» Aim: Would you transcribe the whole listing exactly, minus its pictures?

>> BEGIN Input material

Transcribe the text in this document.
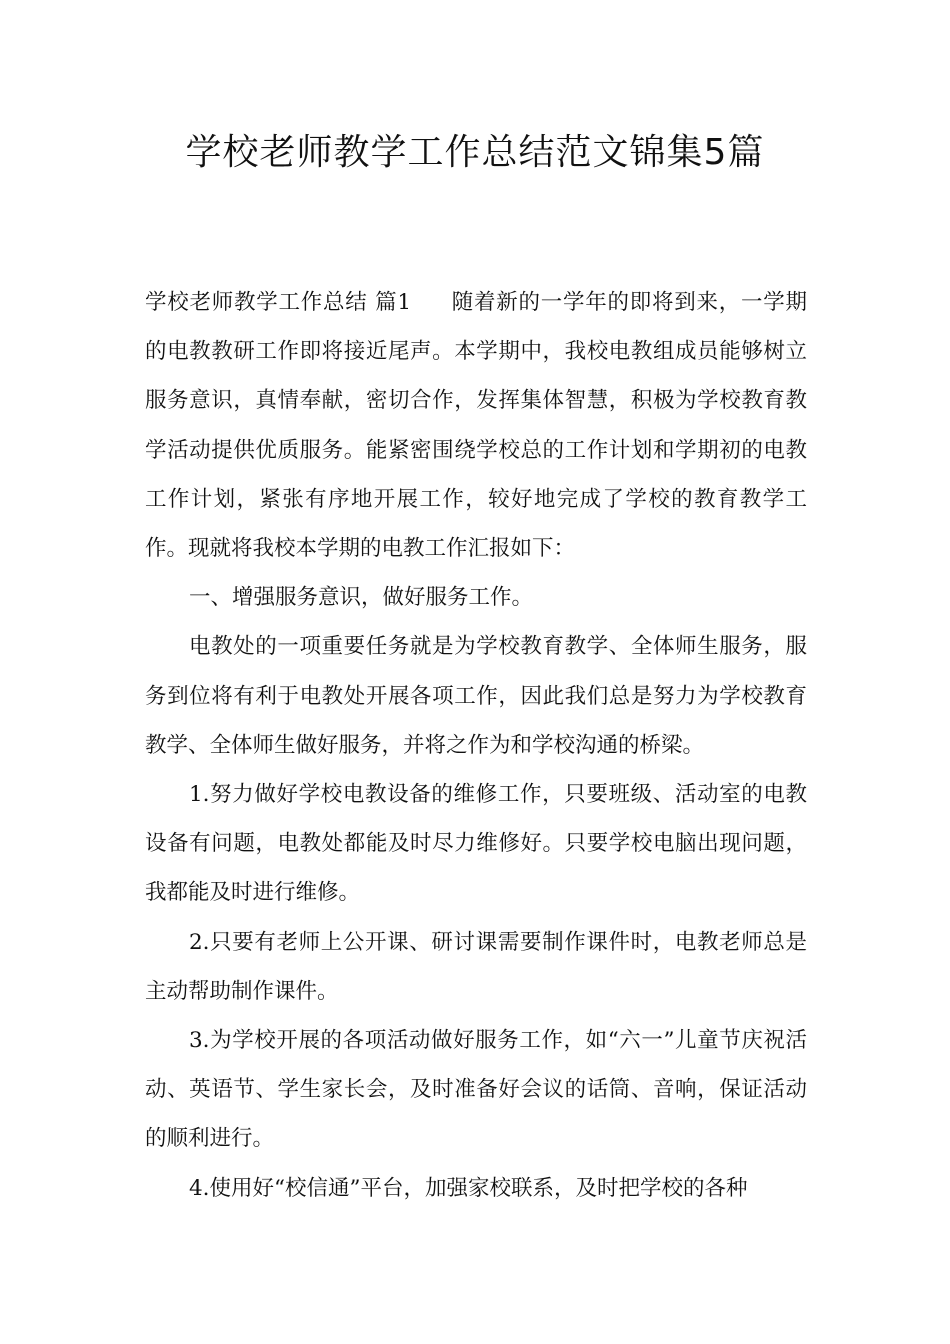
学校老师教学工作总结范文锦集5篇

学校老师教学工作总结 篇1 随着新的一学年的即将到来，一学期的电教教研工作即将接近尾声。本学期中，我校电教组成员能够树立服务意识，真情奉献，密切合作，发挥集体智慧，积极为学校教育教学活动提供优质服务。能紧密围绕学校总的工作计划和学期初的电教工作计划，紧张有序地开展工作，较好地完成了学校的教育教学工作。现就将我校本学期的电教工作汇报如下：

一、增强服务意识，做好服务工作。

电教处的一项重要任务就是为学校教育教学、全体师生服务，服务到位将有利于电教处开展各项工作，因此我们总是努力为学校教育教学、全体师生做好服务，并将之作为和学校沟通的桥梁。

1.努力做好学校电教设备的维修工作，只要班级、活动室的电教设备有问题，电教处都能及时尽力维修好。只要学校电脑出现问题，我都能及时进行维修。

2.只要有老师上公开课、研讨课需要制作课件时，电教老师总是主动帮助制作课件。

3.为学校开展的各项活动做好服务工作，如“六一”儿童节庆祝活动、英语节、学生家长会，及时准备好会议的话筒、音响，保证活动的顺利进行。

4.使用好“校信通”平台，加强家校联系，及时把学校的各种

>> END Input material

» Answer to the problem:
Transcribe the text in this document.
学校老师教学工作总结范文锦集5篇

学校老师教学工作总结 篇1 随着新的一学年的即将到来，一学期的电教教研工作即将接近尾声。本学期中，我校电教组成员能够树立服务意识，真情奉献，密切合作，发挥集体智慧，积极为学校教育教学活动提供优质服务。能紧密围绕学校总的工作计划和学期初的电教工作计划，紧张有序地开展工作，较好地完成了学校的教育教学工作。现就将我校本学期的电教工作汇报如下：

一、增强服务意识，做好服务工作。

电教处的一项重要任务就是为学校教育教学、全体师生服务，服务到位将有利于电教处开展各项工作，因此我们总是努力为学校教育教学、全体师生做好服务，并将之作为和学校沟通的桥梁。

1.努力做好学校电教设备的维修工作，只要班级、活动室的电教设备有问题，电教处都能及时尽力维修好。只要学校电脑出现问题，我都能及时进行维修。

2.只要有老师上公开课、研讨课需要制作课件时，电教老师总是主动帮助制作课件。

3.为学校开展的各项活动做好服务工作，如“六一”儿童节庆祝活动、英语节、学生家长会，及时准备好会议的话筒、音响，保证活动的顺利进行。

4.使用好“校信通”平台，加强家校联系，及时把学校的各种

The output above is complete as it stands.